--- INFORMATION SHOWN ---
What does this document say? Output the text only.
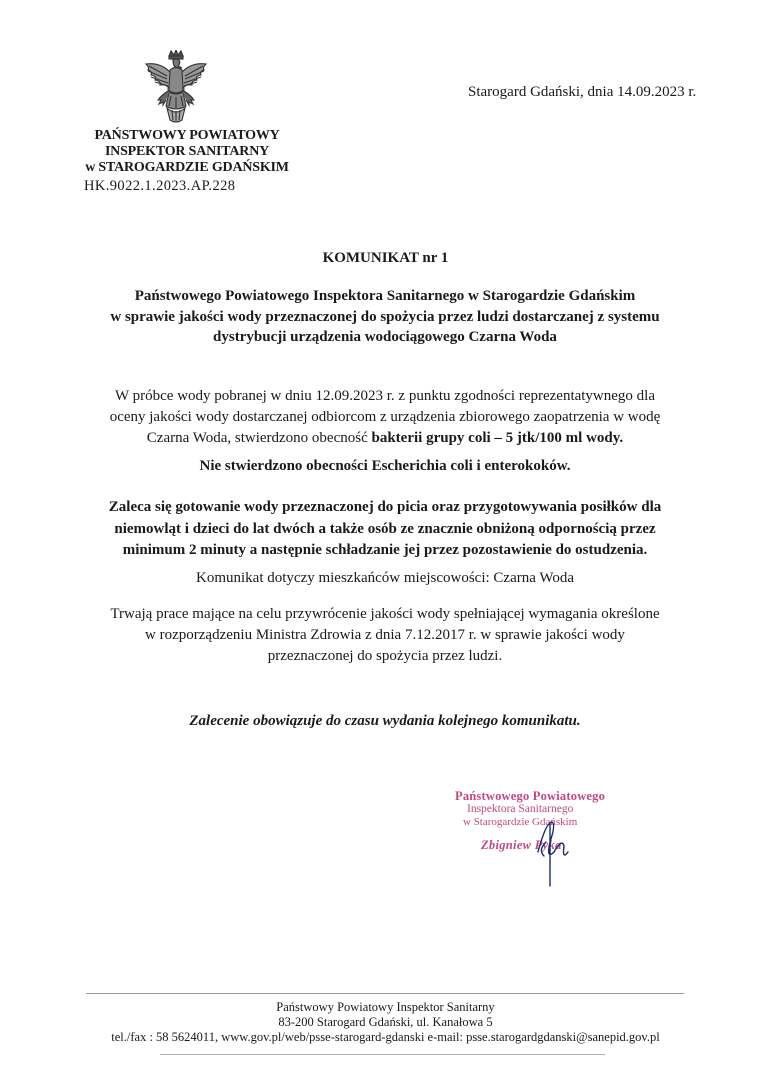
Starogard Gdański, dnia 14.09.2023 r.
PAŃSTWOWY POWIATOWY
INSPEKTOR SANITARNY
w STAROGARDZIE GDAŃSKIM
HK.9022.1.2023.AP.228
KOMUNIKAT nr 1
Państwowego Powiatowego Inspektora Sanitarnego w Starogardzie Gdańskim
w sprawie jakości wody przeznaczonej do spożycia przez ludzi dostarczanej z systemu
dystrybucji urządzenia wodociągowego Czarna Woda
W próbce wody pobranej w dniu 12.09.2023 r. z punktu zgodności reprezentatywnego dla
oceny jakości wody dostarczanej odbiorcom z urządzenia zbiorowego zaopatrzenia w wodę
Czarna Woda, stwierdzono obecność bakterii grupy coli – 5 jtk/100 ml wody.
Nie stwierdzono obecności Escherichia coli i enterokoków.
Zaleca się gotowanie wody przeznaczonej do picia oraz przygotowywania posiłków dla
niemowląt i dzieci do lat dwóch a także osób ze znacznie obniżoną odpornością przez
minimum 2 minuty a następnie schładzanie jej przez pozostawienie do ostudzenia.
Komunikat dotyczy mieszkańców miejscowości: Czarna Woda
Trwają prace mające na celu przywrócenie jakości wody spełniającej wymagania określone
w rozporządzeniu Ministra Zdrowia z dnia 7.12.2017 r. w sprawie jakości wody
przeznaczonej do spożycia przez ludzi.
Zalecenie obowiązuje do czasu wydania kolejnego komunikatu.
Państwowego Powiatowego
Inspektora Sanitarnego
w Starogardzie Gdańskim
Zbigniew Pyka
Państwowy Powiatowy Inspektor Sanitarny
83-200 Starogard Gdański, ul. Kanałowa 5
tel./fax : 58 5624011, www.gov.pl/web/psse-starogard-gdanski e-mail: psse.starogardgdanski@sanepid.gov.pl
---
TASK OBJECTIVE:
Quote the data above in full, leaving out the pictures it holds.

EXERCISE RESULT:
What does this document say? Output the text only.
Starogard Gdański, dnia 14.09.2023 r.
PAŃSTWOWY POWIATOWY
INSPEKTOR SANITARNY
w STAROGARDZIE GDAŃSKIM
HK.9022.1.2023.AP.228
KOMUNIKAT nr 1
Państwowego Powiatowego Inspektora Sanitarnego w Starogardzie Gdańskim
w sprawie jakości wody przeznaczonej do spożycia przez ludzi dostarczanej z systemu
dystrybucji urządzenia wodociągowego Czarna Woda
W próbce wody pobranej w dniu 12.09.2023 r. z punktu zgodności reprezentatywnego dla
oceny jakości wody dostarczanej odbiorcom z urządzenia zbiorowego zaopatrzenia w wodę
Czarna Woda, stwierdzono obecność bakterii grupy coli – 5 jtk/100 ml wody.
Nie stwierdzono obecności Escherichia coli i enterokoków.
Zaleca się gotowanie wody przeznaczonej do picia oraz przygotowywania posiłków dla
niemowląt i dzieci do lat dwóch a także osób ze znacznie obniżoną odpornością przez
minimum 2 minuty a następnie schładzanie jej przez pozostawienie do ostudzenia.
Komunikat dotyczy mieszkańców miejscowości: Czarna Woda
Trwają prace mające na celu przywrócenie jakości wody spełniającej wymagania określone
w rozporządzeniu Ministra Zdrowia z dnia 7.12.2017 r. w sprawie jakości wody
przeznaczonej do spożycia przez ludzi.
Zalecenie obowiązuje do czasu wydania kolejnego komunikatu.
Państwowego Powiatowego
Inspektora Sanitarnego
w Starogardzie Gdańskim
Zbigniew Pyka
Państwowy Powiatowy Inspektor Sanitarny
83-200 Starogard Gdański, ul. Kanałowa 5
tel./fax : 58 5624011, www.gov.pl/web/psse-starogard-gdanski e-mail: psse.starogardgdanski@sanepid.gov.pl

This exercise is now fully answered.